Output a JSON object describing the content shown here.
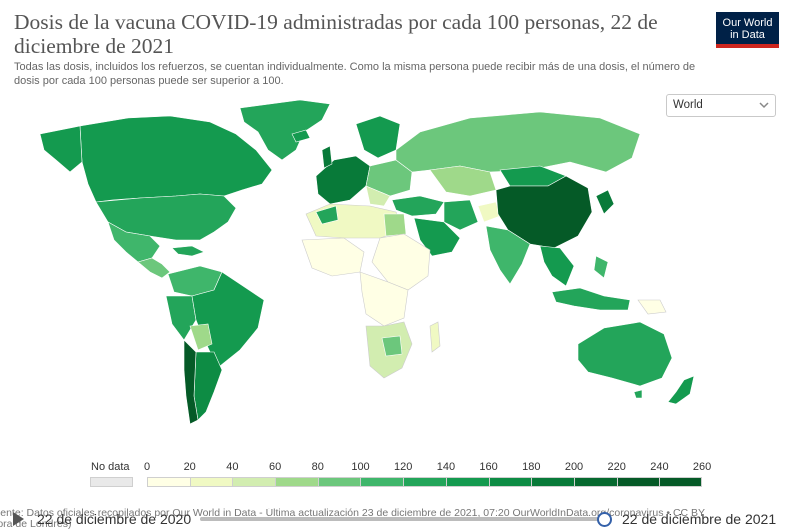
{
  "header": {
    "title": "Dosis de la vacuna COVID-19 administradas por cada 100 personas, 22 de diciembre de 2021",
    "subtitle": "Todas las dosis, incluidos los refuerzos, se cuentan individualmente. Como la misma persona puede recibir más de una dosis, el número de dosis por cada 100 personas puede ser superior a 100."
  },
  "logo": {
    "line1": "Our World",
    "line2": "in Data",
    "bg_color": "#002147",
    "accent_color": "#ce261e"
  },
  "region_select": {
    "value": "World",
    "icon": "chevron-down-icon"
  },
  "map": {
    "colors": {
      "no_data": "#e9e9e9",
      "scale": [
        "#ffffe5",
        "#f0f9c3",
        "#d2edb0",
        "#9fd98a",
        "#6cc77c",
        "#3fb66b",
        "#23a55a",
        "#149a4f",
        "#0d8c44",
        "#087a39",
        "#06692f",
        "#055a27"
      ]
    }
  },
  "legend": {
    "no_data_label": "No data",
    "ticks": [
      "0",
      "20",
      "40",
      "60",
      "80",
      "100",
      "120",
      "140",
      "160",
      "180",
      "200",
      "220",
      "240",
      "260"
    ]
  },
  "source": {
    "line1": "Fuente: Datos oficiales recopilados por Our World in Data - Última actualización 23 de diciembre de 2021, 07:20    OurWorldInData.org/coronavirus • CC BY",
    "line2": "(hora de Londres)"
  },
  "timeline": {
    "start_label": "22 de diciembre de 2020",
    "end_label": "22 de diciembre de 2021",
    "position": 1.0
  }
}
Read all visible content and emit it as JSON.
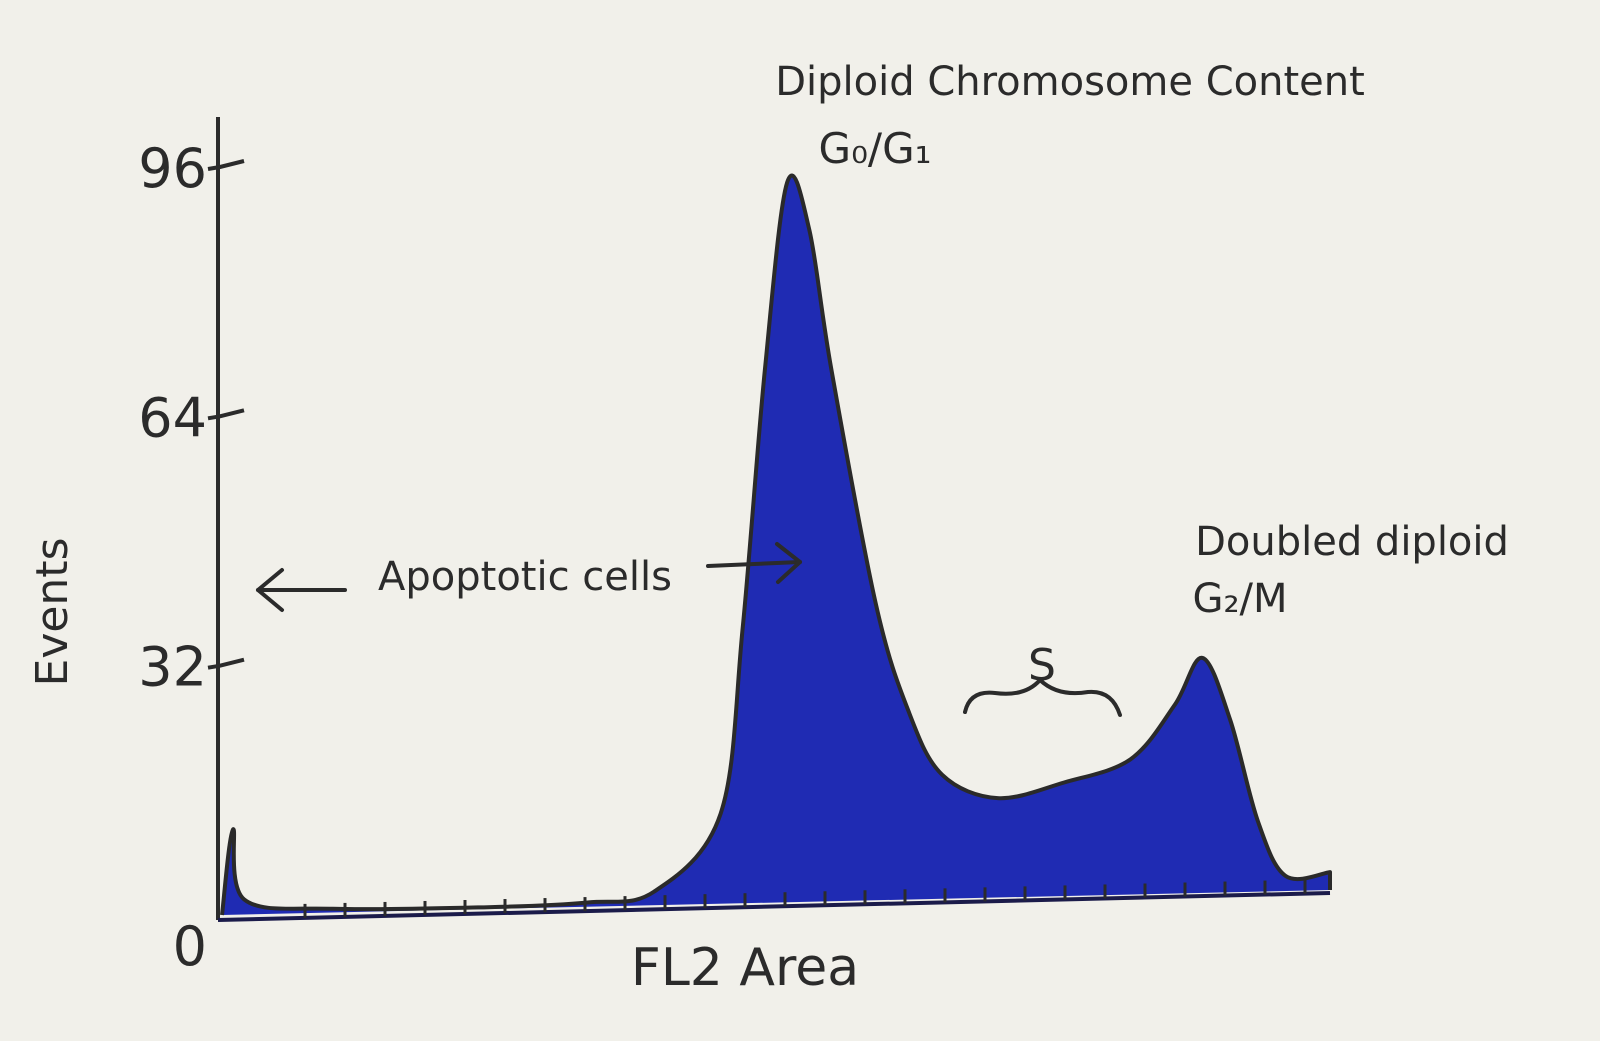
{
  "chart_data": {
    "type": "area",
    "xlabel": "FL2 Area",
    "ylabel": "Events",
    "ylim": [
      0,
      96
    ],
    "yticks": [
      "0",
      "32",
      "64",
      "96"
    ],
    "grid": false,
    "fill_color": "#1f2bb3",
    "outline_color": "#2a2a2a",
    "series": [
      {
        "points": [
          [
            0,
            0
          ],
          [
            10,
            11
          ],
          [
            20,
            2
          ],
          [
            100,
            0.8
          ],
          [
            240,
            1
          ],
          [
            330,
            1.6
          ],
          [
            390,
            3
          ],
          [
            450,
            13
          ],
          [
            470,
            37
          ],
          [
            490,
            70
          ],
          [
            510,
            94
          ],
          [
            530,
            88
          ],
          [
            550,
            70
          ],
          [
            590,
            40
          ],
          [
            620,
            26
          ],
          [
            650,
            18
          ],
          [
            700,
            15
          ],
          [
            760,
            17
          ],
          [
            820,
            20
          ],
          [
            860,
            27
          ],
          [
            885,
            33
          ],
          [
            910,
            25
          ],
          [
            935,
            12
          ],
          [
            960,
            5
          ],
          [
            1000,
            5.5
          ]
        ]
      }
    ],
    "annotations": [
      {
        "text": "Diploid Chromosome Content",
        "x": 510,
        "y": 96
      },
      {
        "text": "G₀/G₁",
        "x": 510,
        "y": 94
      },
      {
        "text": "Doubled diploid",
        "x": 885,
        "y": 39
      },
      {
        "text": "G₂/M",
        "x": 885,
        "y": 36
      },
      {
        "text": "S",
        "x": 760,
        "y": 26
      },
      {
        "text": "Apoptotic cells",
        "x": 230,
        "y": 38
      }
    ]
  }
}
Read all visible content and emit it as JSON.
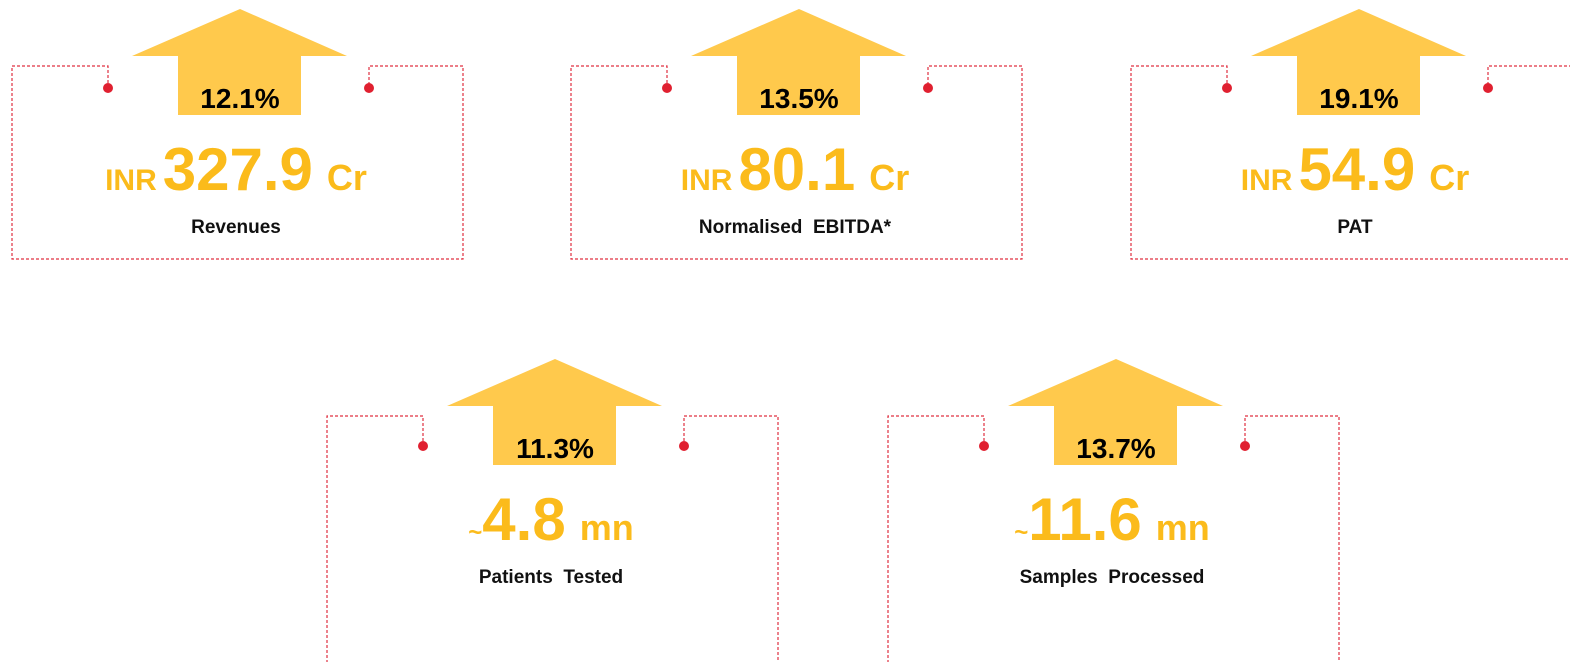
{
  "cards": [
    {
      "growth": "12.1%",
      "prefix": "INR",
      "value": 327.9,
      "unit": "Cr",
      "label": "Revenues"
    },
    {
      "growth": "13.5%",
      "prefix": "INR",
      "value": 80.1,
      "unit": "Cr",
      "label": "Normalised  EBITDA*"
    },
    {
      "growth": "19.1%",
      "prefix": "INR",
      "value": 54.9,
      "unit": "Cr",
      "label": "PAT"
    },
    {
      "growth": "11.3%",
      "prefix": "~",
      "value": 4.8,
      "unit": "mn",
      "label": "Patients  Tested"
    },
    {
      "growth": "13.7%",
      "prefix": "~",
      "value": 11.6,
      "unit": "mn",
      "label": "Samples  Processed"
    }
  ]
}
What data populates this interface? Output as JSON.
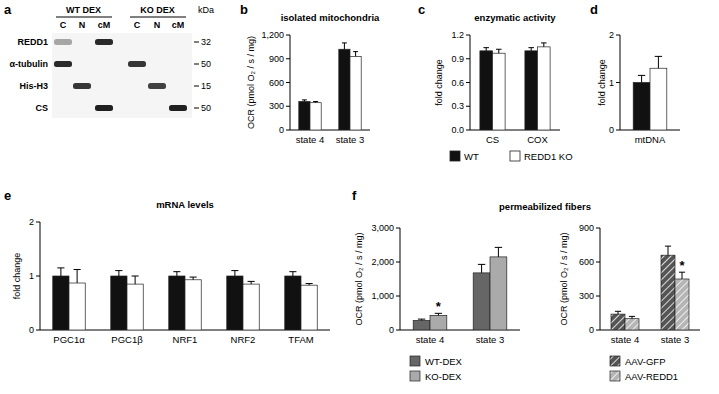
{
  "blot": {
    "panel": "a",
    "groups": [
      "WT DEX",
      "KO DEX"
    ],
    "lanes": [
      "C",
      "N",
      "cM"
    ],
    "unit": "kDa",
    "rows": [
      {
        "label": "REDD1",
        "kda": 32
      },
      {
        "label": "α-tubulin",
        "kda": 50
      },
      {
        "label": "His-H3",
        "kda": 15
      },
      {
        "label": "CS",
        "kda": 50
      }
    ]
  },
  "legend": [
    {
      "name": "WT",
      "color": "#111111"
    },
    {
      "name": "REDD1 KO",
      "color": "#ffffff"
    }
  ],
  "chart_data": [
    {
      "panel": "b",
      "type": "bar",
      "title": "isolated mitochondria",
      "ylabel": "OCR (pmol O₂ / s / mg)",
      "categories": [
        "state 4",
        "state 3"
      ],
      "series": [
        {
          "values": [
            360,
            1020
          ],
          "errors": [
            20,
            80
          ]
        },
        {
          "values": [
            345,
            930
          ],
          "errors": [
            15,
            60
          ]
        }
      ],
      "ylim": [
        0,
        1200
      ],
      "yticks": [
        0,
        300,
        600,
        900,
        {
          "value": 1200,
          "label": "1,200"
        }
      ]
    },
    {
      "panel": "c",
      "type": "bar",
      "title": "enzymatic activity",
      "ylabel": "fold change",
      "categories": [
        "CS",
        "COX"
      ],
      "series": [
        {
          "values": [
            1.0,
            1.0
          ],
          "errors": [
            0.04,
            0.04
          ]
        },
        {
          "values": [
            0.97,
            1.05
          ],
          "errors": [
            0.05,
            0.05
          ]
        }
      ],
      "ylim": [
        0,
        1.2
      ],
      "yticks": [
        {
          "value": 0,
          "label": "0.0"
        },
        0.3,
        0.6,
        0.9,
        1.2
      ]
    },
    {
      "panel": "d",
      "type": "bar",
      "ylabel": "fold change",
      "categories": [
        "mtDNA"
      ],
      "series": [
        {
          "values": [
            1.0
          ],
          "errors": [
            0.15
          ]
        },
        {
          "values": [
            1.3
          ],
          "errors": [
            0.25
          ]
        }
      ],
      "ylim": [
        0,
        2
      ],
      "yticks": [
        0,
        1,
        2
      ]
    },
    {
      "panel": "e",
      "type": "bar",
      "title": "mRNA levels",
      "ylabel": "fold change",
      "categories": [
        "PGC1α",
        "PGC1β",
        "NRF1",
        "NRF2",
        "TFAM"
      ],
      "series": [
        {
          "values": [
            1.0,
            1.0,
            1.0,
            1.0,
            1.0
          ],
          "errors": [
            0.15,
            0.1,
            0.08,
            0.1,
            0.08
          ]
        },
        {
          "values": [
            0.87,
            0.85,
            0.93,
            0.85,
            0.83
          ],
          "errors": [
            0.25,
            0.15,
            0.05,
            0.05,
            0.03
          ]
        }
      ],
      "ylim": [
        0,
        2
      ],
      "yticks": [
        0,
        1,
        2
      ]
    },
    {
      "panel": "f",
      "type": "bar",
      "title": "permeabilized fibers",
      "ylabel": "OCR (pmol O₂ / s / mg)",
      "categories": [
        "state 4",
        "state 3"
      ],
      "series": [
        {
          "name": "WT-DEX",
          "color": "#666666",
          "values": [
            280,
            1680
          ],
          "errors": [
            40,
            250
          ]
        },
        {
          "name": "KO-DEX",
          "color": "#aaaaaa",
          "values": [
            430,
            2150
          ],
          "errors": [
            60,
            280
          ]
        }
      ],
      "ylim": [
        0,
        3000
      ],
      "yticks": [
        0,
        {
          "value": 1000,
          "label": "1,000"
        },
        {
          "value": 2000,
          "label": "2,000"
        },
        {
          "value": 3000,
          "label": "3,000"
        }
      ],
      "annotations": [
        {
          "text": "*",
          "series": 1,
          "category": 0
        }
      ],
      "legend": "bottom"
    },
    {
      "type": "bar",
      "ylabel": "OCR (pmol O₂ / s / mg)",
      "categories": [
        "state 4",
        "state 3"
      ],
      "series": [
        {
          "name": "AAV-GFP",
          "color": "#555555",
          "line_style": "hatched",
          "values": [
            140,
            660
          ],
          "errors": [
            25,
            80
          ]
        },
        {
          "name": "AAV-REDD1",
          "color": "#b5b5b5",
          "line_style": "hatched",
          "values": [
            100,
            450
          ],
          "errors": [
            20,
            60
          ]
        }
      ],
      "ylim": [
        0,
        900
      ],
      "yticks": [
        0,
        300,
        600,
        900
      ],
      "annotations": [
        {
          "text": "*",
          "series": 1,
          "category": 1
        }
      ],
      "legend": "bottom"
    }
  ]
}
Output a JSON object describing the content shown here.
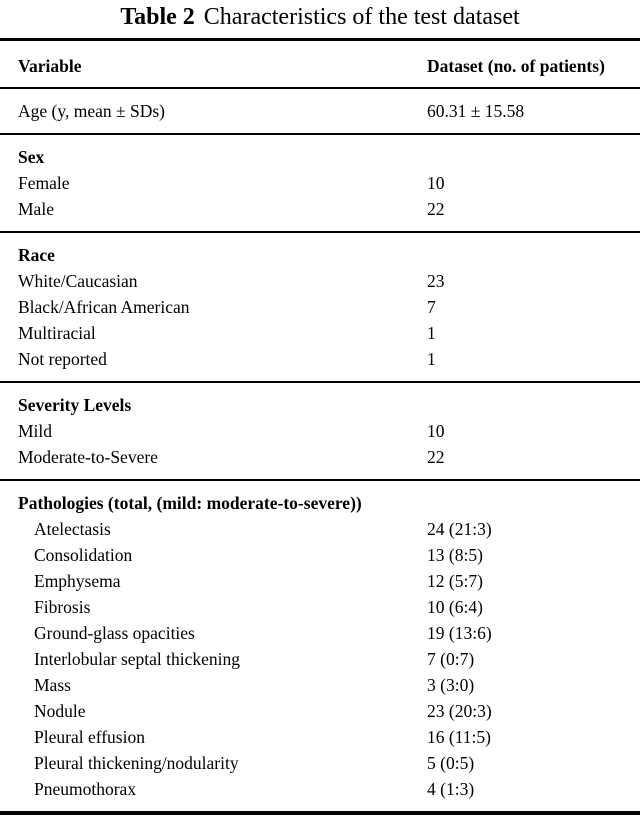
{
  "title": {
    "label": "Table 2",
    "text": "Characteristics of the test dataset"
  },
  "colors": {
    "text": "#000000",
    "background": "#ffffff",
    "rule": "#000000"
  },
  "table": {
    "header": {
      "variable": "Variable",
      "value": "Dataset (no. of patients)"
    },
    "sections": [
      {
        "heading": null,
        "indent_rows": false,
        "rows": [
          {
            "label": "Age (y, mean ± SDs)",
            "value": "60.31 ± 15.58"
          }
        ]
      },
      {
        "heading": "Sex",
        "indent_rows": false,
        "rows": [
          {
            "label": "Female",
            "value": "10"
          },
          {
            "label": "Male",
            "value": "22"
          }
        ]
      },
      {
        "heading": "Race",
        "indent_rows": false,
        "rows": [
          {
            "label": "White/Caucasian",
            "value": "23"
          },
          {
            "label": "Black/African American",
            "value": "7"
          },
          {
            "label": "Multiracial",
            "value": "1"
          },
          {
            "label": "Not reported",
            "value": "1"
          }
        ]
      },
      {
        "heading": "Severity Levels",
        "indent_rows": false,
        "rows": [
          {
            "label": "Mild",
            "value": "10"
          },
          {
            "label": "Moderate-to-Severe",
            "value": "22"
          }
        ]
      },
      {
        "heading": "Pathologies (total, (mild: moderate-to-severe))",
        "indent_rows": true,
        "rows": [
          {
            "label": "Atelectasis",
            "value": "24 (21:3)"
          },
          {
            "label": "Consolidation",
            "value": "13 (8:5)"
          },
          {
            "label": "Emphysema",
            "value": "12 (5:7)"
          },
          {
            "label": "Fibrosis",
            "value": "10 (6:4)"
          },
          {
            "label": "Ground-glass opacities",
            "value": "19 (13:6)"
          },
          {
            "label": "Interlobular septal thickening",
            "value": "7 (0:7)"
          },
          {
            "label": "Mass",
            "value": "3 (3:0)"
          },
          {
            "label": "Nodule",
            "value": "23 (20:3)"
          },
          {
            "label": "Pleural effusion",
            "value": "16 (11:5)"
          },
          {
            "label": "Pleural thickening/nodularity",
            "value": "5 (0:5)"
          },
          {
            "label": "Pneumothorax",
            "value": "4 (1:3)"
          }
        ]
      }
    ]
  }
}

....

**Exercise prompt**
All lines of the data that hold "text" need to be copied.

**Completed exercise**
        "text": "Diploid Chromosome Content",
        "text": "G₀/G₁",
        "text": "Doubled diploid",
        "text": "G₂/M",
        "text": "S",
        "text": "Apoptotic cells",
          "text": "*",
          "text": "*",
    "text": "Characteristics of the test dataset"
    "text": "#000000",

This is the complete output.